▶ [WHAT NEEDS TO BE DONE]: Find each line containing the string "điểm". Copy it.

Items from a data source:
[Start]
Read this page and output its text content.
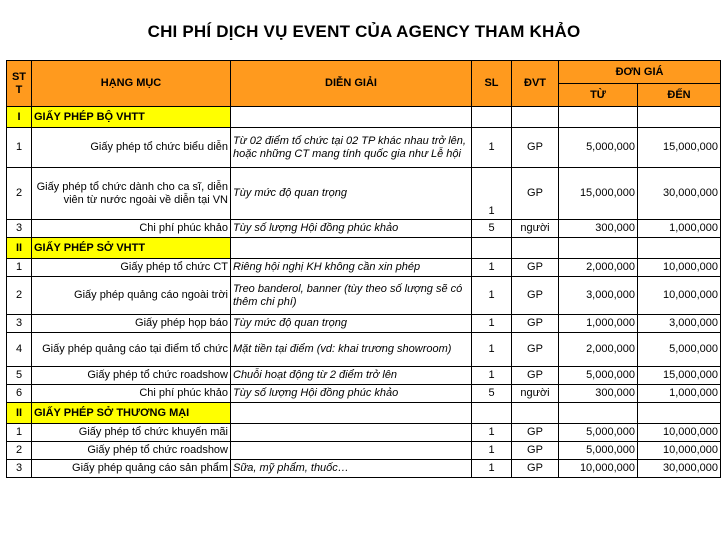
CHI PHÍ DỊCH VỤ EVENT CỦA AGENCY THAM KHẢO
ST T	HẠNG MỤC	DIỄN GIẢI	SL	ĐVT	ĐƠN GIÁ	
					TỪ	ĐẾN
I	GIẤY PHÉP BỘ VHTT					
1	Giấy phép tổ chức biểu diễn	Từ 02 điểm tổ chức tại 02 TP khác nhau trở lên, hoặc những CT mang tính quốc gia như Lễ hội	1	GP	5,000,000	15,000,000
2	Giấy phép tổ chức dành cho ca sĩ, diễn viên từ nước ngoài về diễn tại VN	Tùy mức độ quan trọng	1	GP	15,000,000	30,000,000
3	Chi phí phúc khảo	Tùy số lượng Hội đồng phúc khảo	5	người	300,000	1,000,000
II	GIẤY PHÉP SỞ VHTT					
1	Giấy phép tổ chức CT	Riêng hội nghị KH không cần xin phép	1	GP	2,000,000	10,000,000
2	Giấy phép quảng cáo ngoài trời	Treo banderol, banner (tùy theo số lượng sẽ có thêm chi phí)	1	GP	3,000,000	10,000,000
3	Giấy phép họp báo	Tùy mức độ quan trọng	1	GP	1,000,000	3,000,000
4	Giấy phép quảng cáo tại điểm tổ chức	Mặt tiền tại điểm (vd: khai trương showroom)	1	GP	2,000,000	5,000,000
5	Giấy phép tổ chức roadshow	Chuỗi hoạt động từ 2 điểm trở lên	1	GP	5,000,000	15,000,000
6	Chi phí phúc khảo	Tùy số lượng Hội đồng phúc khảo	5	người	300,000	1,000,000
II	GIẤY PHÉP SỞ THƯƠNG MẠI					
1	Giấy phép tổ chức khuyến mãi		1	GP	5,000,000	10,000,000
2	Giấy phép tổ chức roadshow		1	GP	5,000,000	10,000,000
3	Giấy phép quảng cáo sản phẩm	Sữa, mỹ phẩm, thuốc…	1	GP	10,000,000	30,000,000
[End]
▶ [FULL RESPONSE]:
1	Giấy phép tổ chức biểu diễn	Từ 02 điểm tổ chức tại 02 TP khác nhau trở lên, hoặc những CT mang tính quốc gia như Lễ hội	1	GP	5,000,000	15,000,000
4	Giấy phép quảng cáo tại điểm tổ chức	Mặt tiền tại điểm (vd: khai trương showroom)	1	GP	2,000,000	5,000,000
5	Giấy phép tổ chức roadshow	Chuỗi hoạt động từ 2 điểm trở lên	1	GP	5,000,000	15,000,000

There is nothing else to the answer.